▶ [WRITTEN EXERCISE 1]
Recast the paragraph of the hypercubing text that begins "Hypercubing" is a hobby as a short bulleted list that keeps its main facts.
▶ [WRITTEN EXERCISE 2]
Reproduce the passage of the hypercubing text between "## What's a" and "3x3x3x3](https://superliminal.com/cube/cube.htm).", inclusive.

▶ [PAGE EXTRACT]
_ _ _ _ _
The output CSV files are in UTF-8 and sometimes contain
non-ASCII characters for the `solver-name` field.

## What's a hypercubing hall of fame page?

"Hypercubing" is a hobby where one solves higher-dimensional
twisty puzzles. The most popular example is the [four-dimensional
3x3x3x3](https://superliminal.com/cube/cube.htm).
"Twisty puzzle" is a more generic term for "Rubik's cube".
There are currently a few programs one can use for hypercubing,
and some of the puzzles have official hall of fame (HoF) pages set up.
To be placed on an official HoF page, after one solves the puzzle,
they must e-mail the page owner with their log file.

The most popular hypercubing HoF is the
[MagicCube4D (MC4D) HoF](https://superliminal.com/cube/halloffame.htm).

## Repository prerequisites

1. Something to run `.sh` files.
_ _ _ _ _
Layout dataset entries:

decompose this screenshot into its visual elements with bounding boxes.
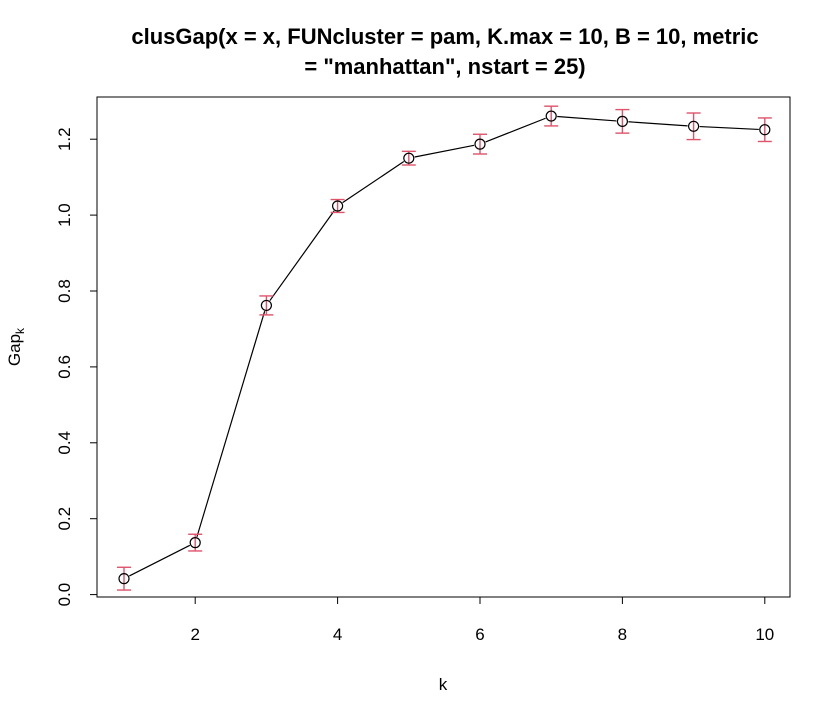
gap-line-segment [342, 161, 405, 204]
gap-line-segment [699, 125, 759, 131]
y-tick-label: 0.6 [55, 355, 74, 379]
gap-line-segment [129, 544, 191, 577]
data-point [189, 537, 201, 549]
data-point [118, 573, 130, 585]
y-axis-label-subscript: k [13, 327, 27, 334]
data-point [332, 200, 344, 212]
gap-series [117, 105, 772, 591]
gap-line-segment [628, 121, 688, 127]
error-bar [117, 566, 131, 591]
x-tick-label: 2 [190, 625, 199, 644]
error-bar [473, 133, 487, 155]
chart-title-line2: = "manhattan", nstart = 25) [304, 54, 585, 79]
gap-line-segment [269, 210, 335, 301]
gap-line-segment [485, 117, 546, 143]
x-tick-label: 6 [475, 625, 484, 644]
error-bar [259, 295, 274, 316]
y-axis: 0.0 0.2 0.4 0.6 0.8 1.0 1.2 [55, 127, 98, 607]
data-point [474, 138, 486, 150]
error-bar [330, 198, 345, 214]
y-tick-label: 0.8 [55, 279, 74, 303]
y-axis-label-main: Gap [5, 334, 24, 366]
x-axis: 2 4 6 8 10 [190, 596, 774, 644]
data-point [759, 124, 771, 136]
data-point [260, 299, 272, 312]
gap-line-segment [196, 310, 266, 538]
y-tick-label: 1.2 [55, 127, 74, 151]
y-tick-label: 1.0 [55, 203, 74, 227]
x-tick-label: 10 [755, 625, 774, 644]
y-tick-label: 0.2 [55, 507, 74, 531]
data-point [687, 120, 700, 132]
error-bar [615, 108, 630, 134]
x-axis-label: k [439, 675, 448, 694]
error-bar [757, 117, 772, 143]
gap-line-segment [557, 115, 617, 122]
y-axis-label: Gapk [5, 327, 27, 366]
y-tick-label: 0.4 [55, 431, 74, 455]
x-tick-label: 8 [618, 625, 627, 644]
data-point [616, 115, 629, 127]
data-point [545, 110, 557, 122]
error-bar [544, 105, 559, 127]
chart-title-line1: clusGap(x = x, FUNcluster = pam, K.max =… [131, 24, 758, 49]
gap-line-segment [414, 144, 475, 158]
x-tick-label: 4 [333, 625, 342, 644]
error-bar [686, 112, 701, 141]
y-tick-label: 0.0 [55, 583, 74, 607]
data-point [403, 152, 415, 164]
_ _ _ _ _
▶ [EXERCISE SOLUTION 1]
- Hypercubing is a hobby of solving higher-dimensional twisty puzzles.
- The most popular example is the four-dimensional 3x3x3x3.
- "Twisty puzzle" is a more generic term for "Rubik's cube."
- A few programs can currently be used for hypercubing, and some puzzles have official hall of fame (HoF) pages.
- To be placed on an official HoF page, a solver must e-mail the page owner their log file after solving the puzzle.

▶ [EXERCISE SOLUTION 2]
## What's a hypercubing hall of fame page?

"Hypercubing" is a hobby where one solves higher-dimensional
twisty puzzles. The most popular example is the [four-dimensional
3x3x3x3](https://superliminal.com/cube/cube.htm).